INSTRUCTIONS FOR THE TASK
Reproduce all of the material word for word.

++++ DATA SUPPLIED

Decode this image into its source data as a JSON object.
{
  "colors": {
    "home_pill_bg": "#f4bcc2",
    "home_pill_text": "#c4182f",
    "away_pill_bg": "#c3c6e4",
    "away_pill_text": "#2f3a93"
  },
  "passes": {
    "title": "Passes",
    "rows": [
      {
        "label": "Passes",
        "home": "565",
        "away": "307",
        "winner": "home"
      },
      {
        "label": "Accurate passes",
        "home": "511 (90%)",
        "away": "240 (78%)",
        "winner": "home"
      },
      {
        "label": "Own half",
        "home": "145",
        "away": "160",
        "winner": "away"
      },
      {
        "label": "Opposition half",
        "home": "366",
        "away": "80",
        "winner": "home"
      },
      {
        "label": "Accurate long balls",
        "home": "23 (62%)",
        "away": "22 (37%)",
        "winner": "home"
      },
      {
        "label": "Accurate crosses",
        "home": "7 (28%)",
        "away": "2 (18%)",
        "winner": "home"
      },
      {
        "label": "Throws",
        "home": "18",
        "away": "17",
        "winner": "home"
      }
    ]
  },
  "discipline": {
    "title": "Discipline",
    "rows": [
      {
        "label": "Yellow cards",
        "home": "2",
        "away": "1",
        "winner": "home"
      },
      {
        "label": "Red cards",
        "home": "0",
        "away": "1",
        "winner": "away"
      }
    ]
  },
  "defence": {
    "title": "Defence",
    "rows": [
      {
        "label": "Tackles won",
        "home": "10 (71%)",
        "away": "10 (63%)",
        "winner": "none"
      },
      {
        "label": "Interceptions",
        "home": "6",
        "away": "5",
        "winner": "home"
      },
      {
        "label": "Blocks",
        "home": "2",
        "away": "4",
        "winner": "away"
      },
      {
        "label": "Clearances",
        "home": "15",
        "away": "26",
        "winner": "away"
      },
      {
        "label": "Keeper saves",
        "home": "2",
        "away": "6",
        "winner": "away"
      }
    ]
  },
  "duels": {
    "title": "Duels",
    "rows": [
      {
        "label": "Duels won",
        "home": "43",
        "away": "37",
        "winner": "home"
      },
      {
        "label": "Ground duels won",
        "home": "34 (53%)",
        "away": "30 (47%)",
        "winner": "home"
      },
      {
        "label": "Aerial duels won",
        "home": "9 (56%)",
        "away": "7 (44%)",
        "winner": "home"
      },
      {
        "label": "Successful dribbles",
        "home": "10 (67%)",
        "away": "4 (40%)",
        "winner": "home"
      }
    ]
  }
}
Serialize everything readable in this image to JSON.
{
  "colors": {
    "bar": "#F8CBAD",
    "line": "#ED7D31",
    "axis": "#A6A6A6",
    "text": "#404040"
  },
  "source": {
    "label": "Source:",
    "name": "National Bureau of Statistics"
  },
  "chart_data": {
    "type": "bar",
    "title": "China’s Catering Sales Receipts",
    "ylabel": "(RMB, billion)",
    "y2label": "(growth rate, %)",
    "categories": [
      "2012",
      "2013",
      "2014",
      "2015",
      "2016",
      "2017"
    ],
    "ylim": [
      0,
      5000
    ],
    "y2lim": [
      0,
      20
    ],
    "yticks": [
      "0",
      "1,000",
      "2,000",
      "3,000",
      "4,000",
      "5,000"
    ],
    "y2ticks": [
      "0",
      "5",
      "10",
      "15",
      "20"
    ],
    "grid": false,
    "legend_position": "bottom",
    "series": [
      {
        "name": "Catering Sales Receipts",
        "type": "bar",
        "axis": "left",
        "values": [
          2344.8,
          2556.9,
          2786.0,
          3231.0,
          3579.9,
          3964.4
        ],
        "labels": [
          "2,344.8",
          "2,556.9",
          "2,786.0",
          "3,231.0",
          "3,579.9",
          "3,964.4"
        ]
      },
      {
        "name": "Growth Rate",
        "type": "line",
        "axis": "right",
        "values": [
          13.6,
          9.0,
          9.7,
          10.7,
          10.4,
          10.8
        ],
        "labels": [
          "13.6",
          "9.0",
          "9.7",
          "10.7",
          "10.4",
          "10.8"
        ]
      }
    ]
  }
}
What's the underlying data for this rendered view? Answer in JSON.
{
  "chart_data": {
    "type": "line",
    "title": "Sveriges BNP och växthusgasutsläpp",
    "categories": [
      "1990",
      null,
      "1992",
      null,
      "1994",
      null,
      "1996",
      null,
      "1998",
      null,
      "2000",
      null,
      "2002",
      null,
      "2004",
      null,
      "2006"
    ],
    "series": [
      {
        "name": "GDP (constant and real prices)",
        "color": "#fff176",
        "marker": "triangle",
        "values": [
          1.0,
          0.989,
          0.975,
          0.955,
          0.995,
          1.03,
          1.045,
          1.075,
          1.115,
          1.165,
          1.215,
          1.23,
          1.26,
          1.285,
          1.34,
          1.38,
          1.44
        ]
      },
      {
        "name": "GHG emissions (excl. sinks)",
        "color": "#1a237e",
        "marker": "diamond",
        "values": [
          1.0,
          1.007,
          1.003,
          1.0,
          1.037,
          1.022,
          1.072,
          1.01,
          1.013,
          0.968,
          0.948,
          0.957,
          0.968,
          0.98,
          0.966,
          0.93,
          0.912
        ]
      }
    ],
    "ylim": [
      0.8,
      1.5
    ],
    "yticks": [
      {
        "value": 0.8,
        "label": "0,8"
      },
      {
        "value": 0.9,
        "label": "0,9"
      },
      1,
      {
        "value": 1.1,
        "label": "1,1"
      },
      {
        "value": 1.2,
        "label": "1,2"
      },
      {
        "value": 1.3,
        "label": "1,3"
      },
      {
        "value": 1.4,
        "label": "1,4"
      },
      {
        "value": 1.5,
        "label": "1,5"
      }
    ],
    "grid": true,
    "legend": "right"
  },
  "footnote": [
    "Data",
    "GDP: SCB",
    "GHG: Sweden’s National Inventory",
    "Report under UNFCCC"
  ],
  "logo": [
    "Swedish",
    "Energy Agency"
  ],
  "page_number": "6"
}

++++++++

ANSWER
Decode this image into its source data as a JSON object.
{
  "colors": {
    "home_pill_bg": "#f4bcc2",
    "home_pill_text": "#c4182f",
    "away_pill_bg": "#c3c6e4",
    "away_pill_text": "#2f3a93"
  },
  "passes": {
    "title": "Passes",
    "rows": [
      {
        "label": "Passes",
        "home": "565",
        "away": "307",
        "winner": "home"
      },
      {
        "label": "Accurate passes",
        "home": "511 (90%)",
        "away": "240 (78%)",
        "winner": "home"
      },
      {
        "label": "Own half",
        "home": "145",
        "away": "160",
        "winner": "away"
      },
      {
        "label": "Opposition half",
        "home": "366",
        "away": "80",
        "winner": "home"
      },
      {
        "label": "Accurate long balls",
        "home": "23 (62%)",
        "away": "22 (37%)",
        "winner": "home"
      },
      {
        "label": "Accurate crosses",
        "home": "7 (28%)",
        "away": "2 (18%)",
        "winner": "home"
      },
      {
        "label": "Throws",
        "home": "18",
        "away": "17",
        "winner": "home"
      }
    ]
  },
  "discipline": {
    "title": "Discipline",
    "rows": [
      {
        "label": "Yellow cards",
        "home": "2",
        "away": "1",
        "winner": "home"
      },
      {
        "label": "Red cards",
        "home": "0",
        "away": "1",
        "winner": "away"
      }
    ]
  },
  "defence": {
    "title": "Defence",
    "rows": [
      {
        "label": "Tackles won",
        "home": "10 (71%)",
        "away": "10 (63%)",
        "winner": "none"
      },
      {
        "label": "Interceptions",
        "home": "6",
        "away": "5",
        "winner": "home"
      },
      {
        "label": "Blocks",
        "home": "2",
        "away": "4",
        "winner": "away"
      },
      {
        "label": "Clearances",
        "home": "15",
        "away": "26",
        "winner": "away"
      },
      {
        "label": "Keeper saves",
        "home": "2",
        "away": "6",
        "winner": "away"
      }
    ]
  },
  "duels": {
    "title": "Duels",
    "rows": [
      {
        "label": "Duels won",
        "home": "43",
        "away": "37",
        "winner": "home"
      },
      {
        "label": "Ground duels won",
        "home": "34 (53%)",
        "away": "30 (47%)",
        "winner": "home"
      },
      {
        "label": "Aerial duels won",
        "home": "9 (56%)",
        "away": "7 (44%)",
        "winner": "home"
      },
      {
        "label": "Successful dribbles",
        "home": "10 (67%)",
        "away": "4 (40%)",
        "winner": "home"
      }
    ]
  }
}
Serialize everything readable in this image to JSON.
{
  "colors": {
    "bar": "#F8CBAD",
    "line": "#ED7D31",
    "axis": "#A6A6A6",
    "text": "#404040"
  },
  "source": {
    "label": "Source:",
    "name": "National Bureau of Statistics"
  },
  "chart_data": {
    "type": "bar",
    "title": "China’s Catering Sales Receipts",
    "ylabel": "(RMB, billion)",
    "y2label": "(growth rate, %)",
    "categories": [
      "2012",
      "2013",
      "2014",
      "2015",
      "2016",
      "2017"
    ],
    "ylim": [
      0,
      5000
    ],
    "y2lim": [
      0,
      20
    ],
    "yticks": [
      "0",
      "1,000",
      "2,000",
      "3,000",
      "4,000",
      "5,000"
    ],
    "y2ticks": [
      "0",
      "5",
      "10",
      "15",
      "20"
    ],
    "grid": false,
    "legend_position": "bottom",
    "series": [
      {
        "name": "Catering Sales Receipts",
        "type": "bar",
        "axis": "left",
        "values": [
          2344.8,
          2556.9,
          2786.0,
          3231.0,
          3579.9,
          3964.4
        ],
        "labels": [
          "2,344.8",
          "2,556.9",
          "2,786.0",
          "3,231.0",
          "3,579.9",
          "3,964.4"
        ]
      },
      {
        "name": "Growth Rate",
        "type": "line",
        "axis": "right",
        "values": [
          13.6,
          9.0,
          9.7,
          10.7,
          10.4,
          10.8
        ],
        "labels": [
          "13.6",
          "9.0",
          "9.7",
          "10.7",
          "10.4",
          "10.8"
        ]
      }
    ]
  }
}
What's the underlying data for this rendered view? Answer in JSON.
{
  "chart_data": {
    "type": "line",
    "title": "Sveriges BNP och växthusgasutsläpp",
    "categories": [
      "1990",
      null,
      "1992",
      null,
      "1994",
      null,
      "1996",
      null,
      "1998",
      null,
      "2000",
      null,
      "2002",
      null,
      "2004",
      null,
      "2006"
    ],
    "series": [
      {
        "name": "GDP (constant and real prices)",
        "color": "#fff176",
        "marker": "triangle",
        "values": [
          1.0,
          0.989,
          0.975,
          0.955,
          0.995,
          1.03,
          1.045,
          1.075,
          1.115,
          1.165,
          1.215,
          1.23,
          1.26,
          1.285,
          1.34,
          1.38,
          1.44
        ]
      },
      {
        "name": "GHG emissions (excl. sinks)",
        "color": "#1a237e",
        "marker": "diamond",
        "values": [
          1.0,
          1.007,
          1.003,
          1.0,
          1.037,
          1.022,
          1.072,
          1.01,
          1.013,
          0.968,
          0.948,
          0.957,
          0.968,
          0.98,
          0.966,
          0.93,
          0.912
        ]
      }
    ],
    "ylim": [
      0.8,
      1.5
    ],
    "yticks": [
      {
        "value": 0.8,
        "label": "0,8"
      },
      {
        "value": 0.9,
        "label": "0,9"
      },
      1,
      {
        "value": 1.1,
        "label": "1,1"
      },
      {
        "value": 1.2,
        "label": "1,2"
      },
      {
        "value": 1.3,
        "label": "1,3"
      },
      {
        "value": 1.4,
        "label": "1,4"
      },
      {
        "value": 1.5,
        "label": "1,5"
      }
    ],
    "grid": true,
    "legend": "right"
  },
  "footnote": [
    "Data",
    "GDP: SCB",
    "GHG: Sweden’s National Inventory",
    "Report under UNFCCC"
  ],
  "logo": [
    "Swedish",
    "Energy Agency"
  ],
  "page_number": "6"
}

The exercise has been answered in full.